◆ Entries taken from a collection:
•••

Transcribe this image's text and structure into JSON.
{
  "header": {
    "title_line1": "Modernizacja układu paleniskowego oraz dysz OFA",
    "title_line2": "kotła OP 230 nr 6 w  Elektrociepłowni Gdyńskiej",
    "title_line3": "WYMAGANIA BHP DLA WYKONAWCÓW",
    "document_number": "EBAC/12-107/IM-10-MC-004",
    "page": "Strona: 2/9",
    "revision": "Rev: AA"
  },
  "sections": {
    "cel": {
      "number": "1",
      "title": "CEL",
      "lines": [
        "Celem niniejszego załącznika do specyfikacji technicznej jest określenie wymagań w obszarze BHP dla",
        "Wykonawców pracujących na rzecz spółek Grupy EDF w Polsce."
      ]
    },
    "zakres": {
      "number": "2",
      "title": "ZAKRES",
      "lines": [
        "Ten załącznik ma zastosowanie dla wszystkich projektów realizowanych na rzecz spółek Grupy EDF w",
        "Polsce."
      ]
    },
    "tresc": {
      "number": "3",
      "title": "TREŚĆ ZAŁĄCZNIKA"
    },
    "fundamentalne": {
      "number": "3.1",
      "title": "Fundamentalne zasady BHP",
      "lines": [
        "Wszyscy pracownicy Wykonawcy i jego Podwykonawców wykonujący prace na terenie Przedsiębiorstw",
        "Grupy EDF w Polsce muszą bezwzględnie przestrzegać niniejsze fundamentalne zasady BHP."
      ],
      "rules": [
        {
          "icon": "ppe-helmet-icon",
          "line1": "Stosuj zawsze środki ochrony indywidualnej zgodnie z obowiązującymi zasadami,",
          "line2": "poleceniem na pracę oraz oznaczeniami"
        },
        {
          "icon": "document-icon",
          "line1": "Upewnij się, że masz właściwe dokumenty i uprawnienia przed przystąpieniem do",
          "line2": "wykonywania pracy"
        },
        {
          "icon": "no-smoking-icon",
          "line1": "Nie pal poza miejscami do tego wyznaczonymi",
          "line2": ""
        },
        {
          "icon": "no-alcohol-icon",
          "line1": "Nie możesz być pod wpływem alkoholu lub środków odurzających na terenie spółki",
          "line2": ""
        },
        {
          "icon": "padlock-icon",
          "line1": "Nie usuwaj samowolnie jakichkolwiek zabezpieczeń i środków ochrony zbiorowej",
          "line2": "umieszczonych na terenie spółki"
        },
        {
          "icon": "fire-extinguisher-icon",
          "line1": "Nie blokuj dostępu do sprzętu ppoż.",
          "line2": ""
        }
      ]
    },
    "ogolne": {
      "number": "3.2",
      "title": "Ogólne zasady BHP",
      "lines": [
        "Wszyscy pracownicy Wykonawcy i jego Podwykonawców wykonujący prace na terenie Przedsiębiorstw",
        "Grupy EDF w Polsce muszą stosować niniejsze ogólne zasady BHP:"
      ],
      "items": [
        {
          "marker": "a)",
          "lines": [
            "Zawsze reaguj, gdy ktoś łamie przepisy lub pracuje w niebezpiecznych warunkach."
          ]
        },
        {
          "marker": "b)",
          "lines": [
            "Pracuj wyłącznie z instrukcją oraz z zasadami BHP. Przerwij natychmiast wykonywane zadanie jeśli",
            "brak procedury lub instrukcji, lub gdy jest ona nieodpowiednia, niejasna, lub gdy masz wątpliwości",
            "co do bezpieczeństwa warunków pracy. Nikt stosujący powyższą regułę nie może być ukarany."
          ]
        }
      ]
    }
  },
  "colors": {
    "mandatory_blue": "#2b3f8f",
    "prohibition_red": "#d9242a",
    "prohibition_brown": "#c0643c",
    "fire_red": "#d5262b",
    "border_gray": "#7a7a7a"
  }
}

•••

Write out every entry exactly as given.

◆ RESPONSE:
Transcribe this image's text and structure into JSON.
{
  "header": {
    "title_line1": "Modernizacja układu paleniskowego oraz dysz OFA",
    "title_line2": "kotła OP 230 nr 6 w  Elektrociepłowni Gdyńskiej",
    "title_line3": "WYMAGANIA BHP DLA WYKONAWCÓW",
    "document_number": "EBAC/12-107/IM-10-MC-004",
    "page": "Strona: 2/9",
    "revision": "Rev: AA"
  },
  "sections": {
    "cel": {
      "number": "1",
      "title": "CEL",
      "lines": [
        "Celem niniejszego załącznika do specyfikacji technicznej jest określenie wymagań w obszarze BHP dla",
        "Wykonawców pracujących na rzecz spółek Grupy EDF w Polsce."
      ]
    },
    "zakres": {
      "number": "2",
      "title": "ZAKRES",
      "lines": [
        "Ten załącznik ma zastosowanie dla wszystkich projektów realizowanych na rzecz spółek Grupy EDF w",
        "Polsce."
      ]
    },
    "tresc": {
      "number": "3",
      "title": "TREŚĆ ZAŁĄCZNIKA"
    },
    "fundamentalne": {
      "number": "3.1",
      "title": "Fundamentalne zasady BHP",
      "lines": [
        "Wszyscy pracownicy Wykonawcy i jego Podwykonawców wykonujący prace na terenie Przedsiębiorstw",
        "Grupy EDF w Polsce muszą bezwzględnie przestrzegać niniejsze fundamentalne zasady BHP."
      ],
      "rules": [
        {
          "icon": "ppe-helmet-icon",
          "line1": "Stosuj zawsze środki ochrony indywidualnej zgodnie z obowiązującymi zasadami,",
          "line2": "poleceniem na pracę oraz oznaczeniami"
        },
        {
          "icon": "document-icon",
          "line1": "Upewnij się, że masz właściwe dokumenty i uprawnienia przed przystąpieniem do",
          "line2": "wykonywania pracy"
        },
        {
          "icon": "no-smoking-icon",
          "line1": "Nie pal poza miejscami do tego wyznaczonymi",
          "line2": ""
        },
        {
          "icon": "no-alcohol-icon",
          "line1": "Nie możesz być pod wpływem alkoholu lub środków odurzających na terenie spółki",
          "line2": ""
        },
        {
          "icon": "padlock-icon",
          "line1": "Nie usuwaj samowolnie jakichkolwiek zabezpieczeń i środków ochrony zbiorowej",
          "line2": "umieszczonych na terenie spółki"
        },
        {
          "icon": "fire-extinguisher-icon",
          "line1": "Nie blokuj dostępu do sprzętu ppoż.",
          "line2": ""
        }
      ]
    },
    "ogolne": {
      "number": "3.2",
      "title": "Ogólne zasady BHP",
      "lines": [
        "Wszyscy pracownicy Wykonawcy i jego Podwykonawców wykonujący prace na terenie Przedsiębiorstw",
        "Grupy EDF w Polsce muszą stosować niniejsze ogólne zasady BHP:"
      ],
      "items": [
        {
          "marker": "a)",
          "lines": [
            "Zawsze reaguj, gdy ktoś łamie przepisy lub pracuje w niebezpiecznych warunkach."
          ]
        },
        {
          "marker": "b)",
          "lines": [
            "Pracuj wyłącznie z instrukcją oraz z zasadami BHP. Przerwij natychmiast wykonywane zadanie jeśli",
            "brak procedury lub instrukcji, lub gdy jest ona nieodpowiednia, niejasna, lub gdy masz wątpliwości",
            "co do bezpieczeństwa warunków pracy. Nikt stosujący powyższą regułę nie może być ukarany."
          ]
        }
      ]
    }
  },
  "colors": {
    "mandatory_blue": "#2b3f8f",
    "prohibition_red": "#d9242a",
    "prohibition_brown": "#c0643c",
    "fire_red": "#d5262b",
    "border_gray": "#7a7a7a"
  }
}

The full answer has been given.